# Problem details:
Determine how many lines contain the string "Trennzeichen" and reply with that number alone.

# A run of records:

-- BEGIN --

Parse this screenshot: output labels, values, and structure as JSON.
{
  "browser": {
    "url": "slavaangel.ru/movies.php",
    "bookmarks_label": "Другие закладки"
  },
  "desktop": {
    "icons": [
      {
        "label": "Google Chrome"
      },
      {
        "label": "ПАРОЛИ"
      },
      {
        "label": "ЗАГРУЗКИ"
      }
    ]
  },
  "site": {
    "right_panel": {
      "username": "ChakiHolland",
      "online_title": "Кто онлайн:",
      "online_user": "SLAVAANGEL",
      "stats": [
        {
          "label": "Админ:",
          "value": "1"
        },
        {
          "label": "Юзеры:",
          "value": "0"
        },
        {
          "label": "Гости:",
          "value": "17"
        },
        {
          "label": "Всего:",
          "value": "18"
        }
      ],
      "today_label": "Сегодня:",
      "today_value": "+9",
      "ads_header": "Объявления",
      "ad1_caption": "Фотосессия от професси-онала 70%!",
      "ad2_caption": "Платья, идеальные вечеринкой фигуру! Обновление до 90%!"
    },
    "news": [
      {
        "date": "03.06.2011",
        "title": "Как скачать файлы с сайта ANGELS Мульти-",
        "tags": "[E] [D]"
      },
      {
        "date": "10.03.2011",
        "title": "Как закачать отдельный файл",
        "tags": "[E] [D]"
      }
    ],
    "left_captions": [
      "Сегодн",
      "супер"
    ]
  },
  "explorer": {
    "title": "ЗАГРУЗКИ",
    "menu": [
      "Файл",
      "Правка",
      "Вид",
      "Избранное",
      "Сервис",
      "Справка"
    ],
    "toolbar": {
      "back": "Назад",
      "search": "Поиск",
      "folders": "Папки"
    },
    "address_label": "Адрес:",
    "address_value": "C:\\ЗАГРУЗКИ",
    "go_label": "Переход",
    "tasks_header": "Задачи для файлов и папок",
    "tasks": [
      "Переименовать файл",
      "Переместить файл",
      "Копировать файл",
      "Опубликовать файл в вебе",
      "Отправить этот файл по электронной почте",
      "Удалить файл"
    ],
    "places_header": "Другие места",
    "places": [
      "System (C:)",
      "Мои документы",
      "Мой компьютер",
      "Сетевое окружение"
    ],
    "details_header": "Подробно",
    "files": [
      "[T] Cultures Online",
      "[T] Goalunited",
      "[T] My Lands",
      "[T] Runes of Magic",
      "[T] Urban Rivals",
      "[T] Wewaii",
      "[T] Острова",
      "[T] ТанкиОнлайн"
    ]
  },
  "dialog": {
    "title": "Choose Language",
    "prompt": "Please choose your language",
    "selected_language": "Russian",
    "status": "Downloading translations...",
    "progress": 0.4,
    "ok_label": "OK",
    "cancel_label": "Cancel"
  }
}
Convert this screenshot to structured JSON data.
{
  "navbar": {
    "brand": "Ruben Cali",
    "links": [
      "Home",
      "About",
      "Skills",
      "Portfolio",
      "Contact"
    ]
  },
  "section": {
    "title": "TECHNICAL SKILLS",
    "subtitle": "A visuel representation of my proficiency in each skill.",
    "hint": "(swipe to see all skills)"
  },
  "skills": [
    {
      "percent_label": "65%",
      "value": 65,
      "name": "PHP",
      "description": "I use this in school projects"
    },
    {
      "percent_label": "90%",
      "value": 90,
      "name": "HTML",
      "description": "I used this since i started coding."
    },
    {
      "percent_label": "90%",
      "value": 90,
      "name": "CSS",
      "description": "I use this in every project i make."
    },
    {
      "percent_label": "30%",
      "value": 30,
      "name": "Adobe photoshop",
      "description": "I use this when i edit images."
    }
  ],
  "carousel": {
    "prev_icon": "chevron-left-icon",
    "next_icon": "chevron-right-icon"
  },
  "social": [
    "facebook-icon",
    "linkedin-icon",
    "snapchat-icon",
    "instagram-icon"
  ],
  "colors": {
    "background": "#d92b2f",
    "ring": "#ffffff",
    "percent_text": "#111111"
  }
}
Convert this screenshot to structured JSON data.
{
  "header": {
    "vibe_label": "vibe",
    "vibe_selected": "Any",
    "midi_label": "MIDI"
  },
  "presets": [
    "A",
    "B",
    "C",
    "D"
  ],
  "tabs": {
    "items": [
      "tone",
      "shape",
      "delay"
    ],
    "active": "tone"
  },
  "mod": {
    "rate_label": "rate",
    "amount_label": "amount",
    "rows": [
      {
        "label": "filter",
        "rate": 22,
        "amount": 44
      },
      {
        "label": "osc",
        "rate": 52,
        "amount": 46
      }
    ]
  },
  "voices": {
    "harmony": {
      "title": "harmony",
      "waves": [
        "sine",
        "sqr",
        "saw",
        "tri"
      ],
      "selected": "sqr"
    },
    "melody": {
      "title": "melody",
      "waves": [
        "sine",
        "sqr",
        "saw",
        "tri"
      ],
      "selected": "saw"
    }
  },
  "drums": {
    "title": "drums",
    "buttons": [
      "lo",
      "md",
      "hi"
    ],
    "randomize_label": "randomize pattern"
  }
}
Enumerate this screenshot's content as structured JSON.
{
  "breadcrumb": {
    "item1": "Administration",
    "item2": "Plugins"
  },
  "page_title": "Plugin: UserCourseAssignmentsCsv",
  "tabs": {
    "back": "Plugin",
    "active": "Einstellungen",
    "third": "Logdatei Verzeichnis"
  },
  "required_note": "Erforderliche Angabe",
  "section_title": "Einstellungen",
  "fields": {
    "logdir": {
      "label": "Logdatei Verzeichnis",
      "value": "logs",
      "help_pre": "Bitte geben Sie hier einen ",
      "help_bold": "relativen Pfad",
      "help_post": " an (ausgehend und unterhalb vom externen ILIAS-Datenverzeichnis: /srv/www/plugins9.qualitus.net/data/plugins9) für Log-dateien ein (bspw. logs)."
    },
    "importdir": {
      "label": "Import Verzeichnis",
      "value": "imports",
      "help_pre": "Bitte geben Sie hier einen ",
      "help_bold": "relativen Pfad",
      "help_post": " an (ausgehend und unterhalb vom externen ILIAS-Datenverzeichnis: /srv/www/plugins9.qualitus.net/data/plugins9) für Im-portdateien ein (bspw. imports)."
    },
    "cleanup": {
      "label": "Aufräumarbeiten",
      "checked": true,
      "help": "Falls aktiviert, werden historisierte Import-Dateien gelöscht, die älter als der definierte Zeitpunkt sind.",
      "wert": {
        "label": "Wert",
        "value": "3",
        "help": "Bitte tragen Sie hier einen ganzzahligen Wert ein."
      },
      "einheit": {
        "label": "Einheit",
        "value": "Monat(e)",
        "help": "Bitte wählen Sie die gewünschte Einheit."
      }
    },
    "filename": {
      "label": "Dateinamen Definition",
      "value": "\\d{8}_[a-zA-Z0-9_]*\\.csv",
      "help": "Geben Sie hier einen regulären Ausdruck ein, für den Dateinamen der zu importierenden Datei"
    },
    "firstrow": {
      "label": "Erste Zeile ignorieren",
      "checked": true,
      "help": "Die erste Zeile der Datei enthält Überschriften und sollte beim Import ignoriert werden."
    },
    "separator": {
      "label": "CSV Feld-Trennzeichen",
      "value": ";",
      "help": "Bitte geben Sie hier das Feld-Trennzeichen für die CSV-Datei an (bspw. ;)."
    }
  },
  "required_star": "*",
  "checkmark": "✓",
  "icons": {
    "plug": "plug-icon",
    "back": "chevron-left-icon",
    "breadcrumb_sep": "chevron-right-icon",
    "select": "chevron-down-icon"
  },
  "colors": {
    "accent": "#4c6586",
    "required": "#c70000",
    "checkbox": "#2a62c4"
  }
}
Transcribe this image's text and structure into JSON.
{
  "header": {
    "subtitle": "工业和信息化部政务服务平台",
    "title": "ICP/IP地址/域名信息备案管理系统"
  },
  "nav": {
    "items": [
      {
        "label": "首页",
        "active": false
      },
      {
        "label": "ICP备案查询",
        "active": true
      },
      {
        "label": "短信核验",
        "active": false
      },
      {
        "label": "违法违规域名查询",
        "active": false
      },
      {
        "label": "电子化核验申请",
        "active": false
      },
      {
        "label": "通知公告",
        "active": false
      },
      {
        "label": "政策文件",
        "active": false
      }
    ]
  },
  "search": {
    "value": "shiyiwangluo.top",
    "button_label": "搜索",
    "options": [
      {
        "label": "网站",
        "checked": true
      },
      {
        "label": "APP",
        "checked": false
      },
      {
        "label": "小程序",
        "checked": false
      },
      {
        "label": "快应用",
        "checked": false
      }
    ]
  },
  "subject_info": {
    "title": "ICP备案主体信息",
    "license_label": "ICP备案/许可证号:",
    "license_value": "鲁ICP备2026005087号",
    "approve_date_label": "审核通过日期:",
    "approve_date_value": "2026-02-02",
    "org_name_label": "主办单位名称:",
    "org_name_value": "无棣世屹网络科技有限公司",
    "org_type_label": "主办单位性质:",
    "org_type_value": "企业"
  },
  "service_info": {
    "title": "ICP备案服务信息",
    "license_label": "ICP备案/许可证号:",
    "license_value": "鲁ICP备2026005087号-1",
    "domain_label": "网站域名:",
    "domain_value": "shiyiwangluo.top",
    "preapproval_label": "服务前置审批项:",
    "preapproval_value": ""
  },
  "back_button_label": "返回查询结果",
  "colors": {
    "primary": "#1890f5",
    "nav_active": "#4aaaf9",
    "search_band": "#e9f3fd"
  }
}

-- END --

# Task solution:
2